■ **Task description**
In the listing that follows, count the lines holding the word "summary" and report only that number.
^^^^^^^^
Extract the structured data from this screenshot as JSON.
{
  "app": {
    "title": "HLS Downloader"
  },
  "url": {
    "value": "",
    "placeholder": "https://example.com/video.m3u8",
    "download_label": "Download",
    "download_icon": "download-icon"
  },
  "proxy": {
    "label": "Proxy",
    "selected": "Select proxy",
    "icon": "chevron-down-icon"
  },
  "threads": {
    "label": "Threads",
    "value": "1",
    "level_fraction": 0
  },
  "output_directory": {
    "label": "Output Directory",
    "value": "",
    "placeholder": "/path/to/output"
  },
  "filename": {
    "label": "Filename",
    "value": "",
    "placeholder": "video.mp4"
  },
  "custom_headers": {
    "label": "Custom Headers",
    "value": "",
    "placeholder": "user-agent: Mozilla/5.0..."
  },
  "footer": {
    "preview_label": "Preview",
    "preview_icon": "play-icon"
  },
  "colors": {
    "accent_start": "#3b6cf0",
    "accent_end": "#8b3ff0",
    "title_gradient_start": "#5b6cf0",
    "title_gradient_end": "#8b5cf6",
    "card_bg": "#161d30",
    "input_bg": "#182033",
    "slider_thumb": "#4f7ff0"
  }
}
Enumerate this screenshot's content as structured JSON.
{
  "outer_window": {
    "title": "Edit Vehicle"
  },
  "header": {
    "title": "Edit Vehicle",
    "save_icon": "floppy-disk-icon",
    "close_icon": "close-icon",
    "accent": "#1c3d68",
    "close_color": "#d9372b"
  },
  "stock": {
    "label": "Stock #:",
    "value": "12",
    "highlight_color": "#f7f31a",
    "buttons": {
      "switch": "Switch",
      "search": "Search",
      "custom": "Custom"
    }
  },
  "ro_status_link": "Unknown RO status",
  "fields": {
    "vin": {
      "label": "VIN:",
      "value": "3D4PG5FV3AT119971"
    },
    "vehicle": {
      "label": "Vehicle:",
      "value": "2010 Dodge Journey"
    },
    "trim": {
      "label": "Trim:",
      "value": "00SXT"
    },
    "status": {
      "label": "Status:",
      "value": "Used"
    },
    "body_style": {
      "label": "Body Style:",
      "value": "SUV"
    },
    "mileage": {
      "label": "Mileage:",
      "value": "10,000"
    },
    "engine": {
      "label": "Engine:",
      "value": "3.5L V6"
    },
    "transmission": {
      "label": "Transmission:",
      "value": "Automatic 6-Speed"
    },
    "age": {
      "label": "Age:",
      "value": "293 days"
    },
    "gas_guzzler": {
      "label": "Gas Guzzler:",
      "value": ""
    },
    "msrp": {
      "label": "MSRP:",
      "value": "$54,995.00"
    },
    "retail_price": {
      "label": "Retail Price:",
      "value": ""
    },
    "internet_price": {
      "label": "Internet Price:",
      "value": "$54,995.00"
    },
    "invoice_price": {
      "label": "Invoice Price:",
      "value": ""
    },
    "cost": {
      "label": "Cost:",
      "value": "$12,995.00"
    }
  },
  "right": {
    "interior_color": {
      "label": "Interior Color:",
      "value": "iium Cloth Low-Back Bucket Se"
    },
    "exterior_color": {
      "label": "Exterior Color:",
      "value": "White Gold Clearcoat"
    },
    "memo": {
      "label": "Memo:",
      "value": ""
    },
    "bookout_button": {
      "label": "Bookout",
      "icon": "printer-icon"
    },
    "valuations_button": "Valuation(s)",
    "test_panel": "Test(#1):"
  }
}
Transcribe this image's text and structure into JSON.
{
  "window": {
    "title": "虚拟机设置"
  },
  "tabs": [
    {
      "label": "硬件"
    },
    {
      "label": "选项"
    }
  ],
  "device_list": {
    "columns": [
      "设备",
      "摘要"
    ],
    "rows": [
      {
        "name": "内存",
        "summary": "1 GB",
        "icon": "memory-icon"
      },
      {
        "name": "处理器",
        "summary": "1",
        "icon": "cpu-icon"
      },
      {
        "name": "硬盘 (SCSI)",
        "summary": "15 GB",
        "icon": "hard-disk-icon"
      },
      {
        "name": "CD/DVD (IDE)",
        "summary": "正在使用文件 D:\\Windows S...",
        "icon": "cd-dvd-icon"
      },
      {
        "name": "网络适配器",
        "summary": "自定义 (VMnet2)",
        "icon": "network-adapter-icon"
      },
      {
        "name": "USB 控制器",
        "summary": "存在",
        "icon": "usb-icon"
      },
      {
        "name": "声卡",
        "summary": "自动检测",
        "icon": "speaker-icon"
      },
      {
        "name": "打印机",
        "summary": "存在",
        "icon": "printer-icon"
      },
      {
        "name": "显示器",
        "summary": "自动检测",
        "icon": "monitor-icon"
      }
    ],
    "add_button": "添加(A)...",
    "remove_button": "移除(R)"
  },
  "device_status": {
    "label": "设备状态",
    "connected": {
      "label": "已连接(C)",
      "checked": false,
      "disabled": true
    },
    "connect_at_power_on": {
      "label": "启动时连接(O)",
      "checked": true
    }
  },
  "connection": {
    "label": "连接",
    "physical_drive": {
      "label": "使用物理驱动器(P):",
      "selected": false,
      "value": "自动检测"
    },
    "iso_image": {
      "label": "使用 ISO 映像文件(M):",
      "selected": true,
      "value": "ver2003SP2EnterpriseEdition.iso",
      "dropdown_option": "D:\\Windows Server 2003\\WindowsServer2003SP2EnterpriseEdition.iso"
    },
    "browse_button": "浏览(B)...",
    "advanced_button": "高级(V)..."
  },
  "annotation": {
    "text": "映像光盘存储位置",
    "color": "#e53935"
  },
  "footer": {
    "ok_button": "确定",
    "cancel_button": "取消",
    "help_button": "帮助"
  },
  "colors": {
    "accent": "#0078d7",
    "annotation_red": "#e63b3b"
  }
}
^^^^^^^^
■ **Finished task**
9